▸ TASK BRIEF:
In the records that follow, locate every line with "plant" and extract it.
————————
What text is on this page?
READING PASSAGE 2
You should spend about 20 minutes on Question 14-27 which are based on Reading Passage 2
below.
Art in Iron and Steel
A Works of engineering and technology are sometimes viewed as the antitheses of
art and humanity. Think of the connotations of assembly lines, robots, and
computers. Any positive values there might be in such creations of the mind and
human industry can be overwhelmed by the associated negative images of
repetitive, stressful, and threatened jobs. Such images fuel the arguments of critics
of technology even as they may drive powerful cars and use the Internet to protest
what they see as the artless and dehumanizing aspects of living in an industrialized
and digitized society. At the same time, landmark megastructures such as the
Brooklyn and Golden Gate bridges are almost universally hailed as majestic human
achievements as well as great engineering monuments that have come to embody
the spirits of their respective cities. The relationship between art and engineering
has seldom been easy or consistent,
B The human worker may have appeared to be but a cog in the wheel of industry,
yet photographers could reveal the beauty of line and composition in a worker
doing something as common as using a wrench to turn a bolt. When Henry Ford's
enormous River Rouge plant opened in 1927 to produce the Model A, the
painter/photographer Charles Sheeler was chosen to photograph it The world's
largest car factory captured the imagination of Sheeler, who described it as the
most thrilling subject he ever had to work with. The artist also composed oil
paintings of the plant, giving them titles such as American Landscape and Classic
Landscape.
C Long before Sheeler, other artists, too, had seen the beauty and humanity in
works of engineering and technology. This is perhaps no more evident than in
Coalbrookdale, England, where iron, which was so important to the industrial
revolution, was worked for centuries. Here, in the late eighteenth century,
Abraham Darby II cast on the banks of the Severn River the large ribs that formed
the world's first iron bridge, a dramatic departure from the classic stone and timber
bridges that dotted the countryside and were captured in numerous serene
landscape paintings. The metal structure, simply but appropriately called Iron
————————
▸ RESULT FOR THIS EXERCISE:
enormous River Rouge plant opened in 1927 to produce the Model A, the
paintings of the plant, giving them titles such as American Landscape and Classic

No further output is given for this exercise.